◆ Aim of the task: List each line of the data that holds the string "this".

◆ Raw data:
Begin
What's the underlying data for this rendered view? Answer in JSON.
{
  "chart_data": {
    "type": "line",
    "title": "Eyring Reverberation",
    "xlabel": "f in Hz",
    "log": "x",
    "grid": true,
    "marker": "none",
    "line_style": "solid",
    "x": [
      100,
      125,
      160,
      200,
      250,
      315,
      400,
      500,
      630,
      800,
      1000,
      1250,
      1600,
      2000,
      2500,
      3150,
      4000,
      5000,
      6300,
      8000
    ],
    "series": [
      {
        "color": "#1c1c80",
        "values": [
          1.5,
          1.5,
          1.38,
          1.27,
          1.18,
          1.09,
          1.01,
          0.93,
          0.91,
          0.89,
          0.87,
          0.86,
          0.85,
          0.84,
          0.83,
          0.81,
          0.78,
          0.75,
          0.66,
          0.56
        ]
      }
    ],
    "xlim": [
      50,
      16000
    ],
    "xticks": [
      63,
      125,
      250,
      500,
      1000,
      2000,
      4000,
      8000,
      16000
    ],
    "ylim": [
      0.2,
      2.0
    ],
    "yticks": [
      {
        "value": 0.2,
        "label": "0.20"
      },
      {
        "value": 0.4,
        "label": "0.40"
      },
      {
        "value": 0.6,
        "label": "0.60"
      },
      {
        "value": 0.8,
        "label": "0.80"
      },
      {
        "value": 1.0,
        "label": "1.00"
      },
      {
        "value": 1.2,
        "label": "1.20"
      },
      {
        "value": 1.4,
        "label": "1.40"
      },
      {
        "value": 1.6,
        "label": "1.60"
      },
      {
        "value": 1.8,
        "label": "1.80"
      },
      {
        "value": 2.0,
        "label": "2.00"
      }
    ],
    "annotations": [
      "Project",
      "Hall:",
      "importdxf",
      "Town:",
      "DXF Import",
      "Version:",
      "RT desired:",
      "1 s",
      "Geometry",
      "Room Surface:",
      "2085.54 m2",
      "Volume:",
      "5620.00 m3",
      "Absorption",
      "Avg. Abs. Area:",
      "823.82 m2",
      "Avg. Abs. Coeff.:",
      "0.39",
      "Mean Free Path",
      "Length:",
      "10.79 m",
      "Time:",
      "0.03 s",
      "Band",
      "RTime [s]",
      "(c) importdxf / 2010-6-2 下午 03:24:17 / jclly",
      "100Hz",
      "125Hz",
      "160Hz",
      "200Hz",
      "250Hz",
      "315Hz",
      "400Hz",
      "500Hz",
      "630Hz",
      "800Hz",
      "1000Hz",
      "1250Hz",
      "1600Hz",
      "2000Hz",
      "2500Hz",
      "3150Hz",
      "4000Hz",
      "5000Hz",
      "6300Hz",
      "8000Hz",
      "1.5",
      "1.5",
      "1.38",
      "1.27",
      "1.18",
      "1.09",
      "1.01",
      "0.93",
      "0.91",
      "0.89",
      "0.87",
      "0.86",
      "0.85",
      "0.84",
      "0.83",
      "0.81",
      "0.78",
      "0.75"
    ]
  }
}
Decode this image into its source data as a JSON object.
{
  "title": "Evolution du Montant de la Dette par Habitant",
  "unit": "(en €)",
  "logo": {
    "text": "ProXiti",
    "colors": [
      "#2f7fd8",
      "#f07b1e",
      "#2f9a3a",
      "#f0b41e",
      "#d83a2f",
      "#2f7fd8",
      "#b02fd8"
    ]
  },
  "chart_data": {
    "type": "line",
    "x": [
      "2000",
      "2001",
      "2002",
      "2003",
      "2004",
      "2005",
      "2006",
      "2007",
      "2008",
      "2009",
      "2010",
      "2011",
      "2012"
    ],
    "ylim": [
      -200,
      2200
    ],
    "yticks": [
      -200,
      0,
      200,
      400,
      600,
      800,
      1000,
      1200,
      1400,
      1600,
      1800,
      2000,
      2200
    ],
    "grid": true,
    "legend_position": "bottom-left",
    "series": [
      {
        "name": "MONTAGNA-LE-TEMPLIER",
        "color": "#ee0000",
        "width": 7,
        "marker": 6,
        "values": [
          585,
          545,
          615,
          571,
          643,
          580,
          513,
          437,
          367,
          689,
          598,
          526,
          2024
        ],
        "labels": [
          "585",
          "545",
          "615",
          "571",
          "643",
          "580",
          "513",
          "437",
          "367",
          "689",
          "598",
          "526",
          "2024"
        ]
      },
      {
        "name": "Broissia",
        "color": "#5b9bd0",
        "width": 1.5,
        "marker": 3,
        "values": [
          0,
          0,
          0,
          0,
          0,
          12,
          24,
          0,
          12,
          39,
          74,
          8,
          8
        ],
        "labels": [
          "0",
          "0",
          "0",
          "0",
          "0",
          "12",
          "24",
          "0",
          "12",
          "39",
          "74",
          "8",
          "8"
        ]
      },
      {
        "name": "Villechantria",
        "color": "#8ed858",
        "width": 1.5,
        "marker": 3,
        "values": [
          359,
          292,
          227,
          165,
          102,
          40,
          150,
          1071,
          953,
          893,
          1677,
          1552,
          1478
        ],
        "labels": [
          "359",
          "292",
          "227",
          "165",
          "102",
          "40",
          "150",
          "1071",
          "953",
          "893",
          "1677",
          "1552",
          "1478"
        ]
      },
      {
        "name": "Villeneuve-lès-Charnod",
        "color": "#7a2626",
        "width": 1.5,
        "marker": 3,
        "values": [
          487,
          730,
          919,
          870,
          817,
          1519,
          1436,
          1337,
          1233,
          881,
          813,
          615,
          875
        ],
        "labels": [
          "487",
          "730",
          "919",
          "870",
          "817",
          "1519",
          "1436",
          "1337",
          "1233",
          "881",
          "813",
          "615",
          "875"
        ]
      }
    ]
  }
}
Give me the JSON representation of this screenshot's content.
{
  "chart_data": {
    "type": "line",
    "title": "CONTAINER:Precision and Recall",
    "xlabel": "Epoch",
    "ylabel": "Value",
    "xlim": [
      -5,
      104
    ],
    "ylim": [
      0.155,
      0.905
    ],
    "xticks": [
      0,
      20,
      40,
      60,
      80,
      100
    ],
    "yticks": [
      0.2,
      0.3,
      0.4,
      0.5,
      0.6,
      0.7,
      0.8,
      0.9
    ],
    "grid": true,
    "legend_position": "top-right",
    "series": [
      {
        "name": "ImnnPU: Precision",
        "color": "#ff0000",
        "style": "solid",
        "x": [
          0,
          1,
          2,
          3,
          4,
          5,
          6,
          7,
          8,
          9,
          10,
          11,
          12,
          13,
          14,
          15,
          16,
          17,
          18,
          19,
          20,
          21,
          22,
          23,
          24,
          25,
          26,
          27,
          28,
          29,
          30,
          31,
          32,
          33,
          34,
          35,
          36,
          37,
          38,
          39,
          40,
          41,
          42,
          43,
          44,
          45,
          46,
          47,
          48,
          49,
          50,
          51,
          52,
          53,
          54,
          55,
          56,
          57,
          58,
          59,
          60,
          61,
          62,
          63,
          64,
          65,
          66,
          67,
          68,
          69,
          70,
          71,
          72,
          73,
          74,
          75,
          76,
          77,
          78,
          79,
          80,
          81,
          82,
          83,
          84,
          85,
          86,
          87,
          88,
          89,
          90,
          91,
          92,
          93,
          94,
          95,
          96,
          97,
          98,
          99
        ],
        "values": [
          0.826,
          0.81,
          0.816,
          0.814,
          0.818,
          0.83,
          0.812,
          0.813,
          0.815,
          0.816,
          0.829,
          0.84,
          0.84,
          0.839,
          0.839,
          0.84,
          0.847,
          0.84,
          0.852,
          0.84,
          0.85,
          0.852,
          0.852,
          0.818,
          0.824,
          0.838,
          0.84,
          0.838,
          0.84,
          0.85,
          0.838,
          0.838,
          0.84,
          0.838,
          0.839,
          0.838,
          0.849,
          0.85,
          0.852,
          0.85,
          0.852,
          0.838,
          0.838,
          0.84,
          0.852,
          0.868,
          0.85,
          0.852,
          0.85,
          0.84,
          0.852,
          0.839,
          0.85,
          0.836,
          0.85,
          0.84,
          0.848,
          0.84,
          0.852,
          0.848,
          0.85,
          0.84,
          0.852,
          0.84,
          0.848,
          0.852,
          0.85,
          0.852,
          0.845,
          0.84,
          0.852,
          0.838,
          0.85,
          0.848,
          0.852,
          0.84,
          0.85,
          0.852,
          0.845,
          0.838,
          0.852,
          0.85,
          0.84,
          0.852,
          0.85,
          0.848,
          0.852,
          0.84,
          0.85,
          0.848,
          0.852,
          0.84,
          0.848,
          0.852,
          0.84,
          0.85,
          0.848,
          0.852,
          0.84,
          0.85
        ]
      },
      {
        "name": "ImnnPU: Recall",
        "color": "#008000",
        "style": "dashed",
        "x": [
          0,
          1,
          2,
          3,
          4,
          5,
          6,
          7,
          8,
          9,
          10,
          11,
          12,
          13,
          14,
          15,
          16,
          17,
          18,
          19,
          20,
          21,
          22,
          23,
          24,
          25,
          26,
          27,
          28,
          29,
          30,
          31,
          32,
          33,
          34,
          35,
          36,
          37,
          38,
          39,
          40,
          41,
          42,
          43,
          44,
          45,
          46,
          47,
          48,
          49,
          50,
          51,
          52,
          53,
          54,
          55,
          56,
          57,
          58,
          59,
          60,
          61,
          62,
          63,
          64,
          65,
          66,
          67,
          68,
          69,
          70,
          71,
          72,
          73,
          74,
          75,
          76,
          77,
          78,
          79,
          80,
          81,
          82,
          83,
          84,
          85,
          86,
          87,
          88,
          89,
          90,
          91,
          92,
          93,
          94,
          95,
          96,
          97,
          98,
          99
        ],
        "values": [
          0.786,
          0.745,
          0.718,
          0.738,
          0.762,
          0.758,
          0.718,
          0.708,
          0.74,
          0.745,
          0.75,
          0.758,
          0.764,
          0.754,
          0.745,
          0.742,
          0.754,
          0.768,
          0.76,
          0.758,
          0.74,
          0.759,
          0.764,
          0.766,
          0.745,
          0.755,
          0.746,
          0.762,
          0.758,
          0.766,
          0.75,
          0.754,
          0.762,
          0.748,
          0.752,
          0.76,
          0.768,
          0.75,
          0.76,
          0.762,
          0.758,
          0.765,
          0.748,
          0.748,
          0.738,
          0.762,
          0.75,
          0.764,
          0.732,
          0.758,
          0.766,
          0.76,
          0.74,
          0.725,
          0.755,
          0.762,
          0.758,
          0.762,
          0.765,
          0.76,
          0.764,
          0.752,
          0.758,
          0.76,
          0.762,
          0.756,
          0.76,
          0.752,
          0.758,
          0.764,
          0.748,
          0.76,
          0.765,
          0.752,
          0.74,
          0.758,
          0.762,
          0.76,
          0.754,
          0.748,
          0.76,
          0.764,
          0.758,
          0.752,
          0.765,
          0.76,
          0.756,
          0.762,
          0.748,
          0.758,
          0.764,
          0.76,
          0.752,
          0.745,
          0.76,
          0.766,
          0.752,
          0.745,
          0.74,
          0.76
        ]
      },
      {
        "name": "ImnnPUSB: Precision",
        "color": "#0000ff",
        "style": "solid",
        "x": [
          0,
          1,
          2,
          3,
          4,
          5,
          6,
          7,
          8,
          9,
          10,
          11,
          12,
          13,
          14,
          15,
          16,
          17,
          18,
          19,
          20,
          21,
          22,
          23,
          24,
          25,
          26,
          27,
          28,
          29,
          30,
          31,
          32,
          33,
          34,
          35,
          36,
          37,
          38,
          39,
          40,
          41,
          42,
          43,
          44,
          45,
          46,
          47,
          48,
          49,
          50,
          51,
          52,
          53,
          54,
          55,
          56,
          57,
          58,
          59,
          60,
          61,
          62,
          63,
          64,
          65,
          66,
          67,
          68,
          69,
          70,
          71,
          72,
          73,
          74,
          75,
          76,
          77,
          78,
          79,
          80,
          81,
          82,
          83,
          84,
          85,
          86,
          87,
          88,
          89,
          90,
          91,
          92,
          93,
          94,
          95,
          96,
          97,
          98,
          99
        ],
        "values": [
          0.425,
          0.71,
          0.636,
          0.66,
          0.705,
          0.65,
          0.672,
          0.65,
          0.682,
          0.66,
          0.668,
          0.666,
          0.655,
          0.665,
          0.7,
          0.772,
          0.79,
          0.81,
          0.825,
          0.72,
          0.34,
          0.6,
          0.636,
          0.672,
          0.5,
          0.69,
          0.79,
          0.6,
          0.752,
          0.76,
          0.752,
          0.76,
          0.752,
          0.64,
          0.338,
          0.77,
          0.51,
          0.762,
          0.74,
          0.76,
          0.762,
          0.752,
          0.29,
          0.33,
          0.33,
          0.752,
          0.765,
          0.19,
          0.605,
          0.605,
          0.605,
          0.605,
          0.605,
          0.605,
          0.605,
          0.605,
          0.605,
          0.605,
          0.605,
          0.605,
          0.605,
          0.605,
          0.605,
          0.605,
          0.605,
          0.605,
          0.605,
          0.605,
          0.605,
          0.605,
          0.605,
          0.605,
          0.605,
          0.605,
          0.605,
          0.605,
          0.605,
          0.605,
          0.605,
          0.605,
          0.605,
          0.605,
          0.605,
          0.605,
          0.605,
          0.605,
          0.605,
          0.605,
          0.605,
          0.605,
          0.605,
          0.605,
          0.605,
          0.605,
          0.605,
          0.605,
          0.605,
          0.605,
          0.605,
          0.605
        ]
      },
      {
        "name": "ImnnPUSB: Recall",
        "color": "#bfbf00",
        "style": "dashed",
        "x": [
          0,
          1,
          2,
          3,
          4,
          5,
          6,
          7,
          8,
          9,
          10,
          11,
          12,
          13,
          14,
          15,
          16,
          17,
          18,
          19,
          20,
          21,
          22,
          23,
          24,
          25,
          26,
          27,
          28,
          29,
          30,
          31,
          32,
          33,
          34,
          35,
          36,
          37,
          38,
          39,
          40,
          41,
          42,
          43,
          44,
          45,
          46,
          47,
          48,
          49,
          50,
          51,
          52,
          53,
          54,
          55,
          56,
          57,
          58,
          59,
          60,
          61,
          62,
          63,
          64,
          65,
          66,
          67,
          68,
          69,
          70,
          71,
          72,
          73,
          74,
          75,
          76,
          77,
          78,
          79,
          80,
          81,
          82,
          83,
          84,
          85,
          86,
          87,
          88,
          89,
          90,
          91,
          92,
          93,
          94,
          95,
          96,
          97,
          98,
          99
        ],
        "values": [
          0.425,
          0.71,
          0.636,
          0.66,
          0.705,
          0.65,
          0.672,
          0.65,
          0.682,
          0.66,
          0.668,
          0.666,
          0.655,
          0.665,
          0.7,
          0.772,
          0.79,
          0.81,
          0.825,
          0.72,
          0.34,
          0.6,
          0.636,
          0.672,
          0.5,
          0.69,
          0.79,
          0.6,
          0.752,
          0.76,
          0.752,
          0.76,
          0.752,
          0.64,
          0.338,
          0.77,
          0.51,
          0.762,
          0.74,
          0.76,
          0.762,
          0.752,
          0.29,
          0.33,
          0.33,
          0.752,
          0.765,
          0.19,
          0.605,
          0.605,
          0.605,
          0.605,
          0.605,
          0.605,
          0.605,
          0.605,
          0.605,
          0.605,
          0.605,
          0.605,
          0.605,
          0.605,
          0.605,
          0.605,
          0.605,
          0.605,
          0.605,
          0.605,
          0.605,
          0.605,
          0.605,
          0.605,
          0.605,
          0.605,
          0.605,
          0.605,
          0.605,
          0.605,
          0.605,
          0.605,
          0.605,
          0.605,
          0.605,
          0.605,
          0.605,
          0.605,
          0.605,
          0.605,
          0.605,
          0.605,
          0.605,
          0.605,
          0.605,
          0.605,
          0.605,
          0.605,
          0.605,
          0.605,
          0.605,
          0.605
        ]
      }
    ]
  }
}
End
◆ Worked answer:
What's the underlying data for this rendered view? Answer in JSON.
Decode this image into its source data as a JSON object.
Give me the JSON representation of this screenshot's content.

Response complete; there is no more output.